§ GIVEN DATA
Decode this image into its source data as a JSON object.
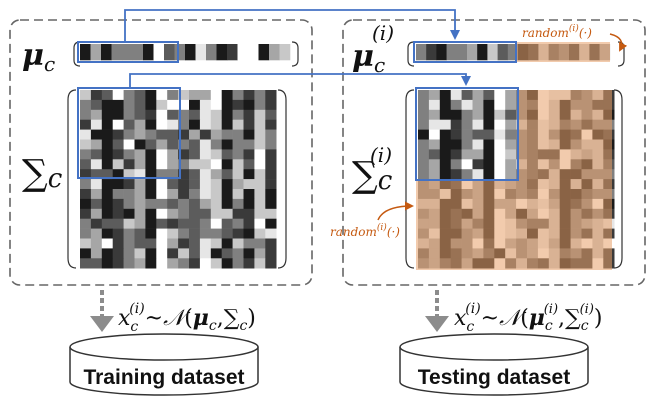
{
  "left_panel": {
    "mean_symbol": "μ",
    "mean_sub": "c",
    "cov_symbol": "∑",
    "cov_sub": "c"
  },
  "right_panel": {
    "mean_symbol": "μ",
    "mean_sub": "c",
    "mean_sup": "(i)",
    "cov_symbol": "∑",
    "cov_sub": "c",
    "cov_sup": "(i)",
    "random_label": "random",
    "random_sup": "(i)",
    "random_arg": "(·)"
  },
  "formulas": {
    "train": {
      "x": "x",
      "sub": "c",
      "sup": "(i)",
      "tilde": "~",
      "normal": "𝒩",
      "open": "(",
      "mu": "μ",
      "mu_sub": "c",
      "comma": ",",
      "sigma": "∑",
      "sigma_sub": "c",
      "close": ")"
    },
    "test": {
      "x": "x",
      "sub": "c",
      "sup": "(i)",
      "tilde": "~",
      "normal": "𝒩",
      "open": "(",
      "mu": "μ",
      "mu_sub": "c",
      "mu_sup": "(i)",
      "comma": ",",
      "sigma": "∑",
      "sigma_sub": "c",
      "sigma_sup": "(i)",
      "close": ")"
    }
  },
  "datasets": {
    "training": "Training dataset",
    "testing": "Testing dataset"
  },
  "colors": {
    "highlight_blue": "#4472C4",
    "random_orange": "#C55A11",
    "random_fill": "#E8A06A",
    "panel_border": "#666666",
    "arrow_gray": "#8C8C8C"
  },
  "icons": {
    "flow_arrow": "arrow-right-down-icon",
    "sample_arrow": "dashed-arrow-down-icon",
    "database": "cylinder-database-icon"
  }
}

* * *

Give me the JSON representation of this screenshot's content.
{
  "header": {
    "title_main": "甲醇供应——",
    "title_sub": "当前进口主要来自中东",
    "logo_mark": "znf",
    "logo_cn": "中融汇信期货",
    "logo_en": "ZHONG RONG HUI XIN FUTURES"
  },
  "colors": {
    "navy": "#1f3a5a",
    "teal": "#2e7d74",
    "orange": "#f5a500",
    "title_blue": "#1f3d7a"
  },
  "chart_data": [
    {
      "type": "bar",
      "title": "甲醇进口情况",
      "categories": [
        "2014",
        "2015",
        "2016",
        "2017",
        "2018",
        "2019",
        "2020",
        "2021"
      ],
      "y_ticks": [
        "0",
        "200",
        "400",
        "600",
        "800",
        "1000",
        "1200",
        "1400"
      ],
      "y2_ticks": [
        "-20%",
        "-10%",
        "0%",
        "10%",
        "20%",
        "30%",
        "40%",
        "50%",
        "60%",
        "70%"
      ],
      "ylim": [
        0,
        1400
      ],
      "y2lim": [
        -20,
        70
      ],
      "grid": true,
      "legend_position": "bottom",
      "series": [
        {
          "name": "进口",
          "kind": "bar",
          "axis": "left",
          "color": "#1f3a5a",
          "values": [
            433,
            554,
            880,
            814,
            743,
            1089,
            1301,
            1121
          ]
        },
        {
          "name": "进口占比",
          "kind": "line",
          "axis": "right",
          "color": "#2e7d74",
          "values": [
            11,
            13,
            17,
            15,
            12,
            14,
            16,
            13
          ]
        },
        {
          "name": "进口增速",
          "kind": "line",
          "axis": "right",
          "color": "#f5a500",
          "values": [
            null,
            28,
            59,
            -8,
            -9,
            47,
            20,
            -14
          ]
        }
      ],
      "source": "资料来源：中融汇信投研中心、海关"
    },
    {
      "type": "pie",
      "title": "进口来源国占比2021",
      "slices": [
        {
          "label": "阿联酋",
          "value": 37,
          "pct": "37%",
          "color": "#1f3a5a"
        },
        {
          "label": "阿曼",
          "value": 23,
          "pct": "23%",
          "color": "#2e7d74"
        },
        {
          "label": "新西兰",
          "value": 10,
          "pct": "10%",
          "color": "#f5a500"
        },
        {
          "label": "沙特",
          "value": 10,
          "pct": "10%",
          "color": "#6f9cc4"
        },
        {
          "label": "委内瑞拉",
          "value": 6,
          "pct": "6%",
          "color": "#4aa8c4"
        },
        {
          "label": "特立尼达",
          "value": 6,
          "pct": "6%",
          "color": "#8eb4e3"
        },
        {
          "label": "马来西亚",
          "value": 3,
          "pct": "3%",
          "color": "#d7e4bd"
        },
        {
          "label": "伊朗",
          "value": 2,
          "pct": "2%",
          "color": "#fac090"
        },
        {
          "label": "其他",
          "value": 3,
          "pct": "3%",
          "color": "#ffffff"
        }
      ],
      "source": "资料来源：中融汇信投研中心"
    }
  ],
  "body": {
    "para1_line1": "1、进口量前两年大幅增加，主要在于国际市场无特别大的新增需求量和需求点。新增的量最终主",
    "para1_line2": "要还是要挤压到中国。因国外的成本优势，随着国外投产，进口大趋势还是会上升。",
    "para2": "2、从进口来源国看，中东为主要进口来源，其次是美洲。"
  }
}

§ WHAT IS NEEDED
Go through the entries and return each line where the word "资料来源" appears.

§ TASK SOLUTION
      "source": "资料来源：中融汇信投研中心、海关"
      "source": "资料来源：中融汇信投研中心"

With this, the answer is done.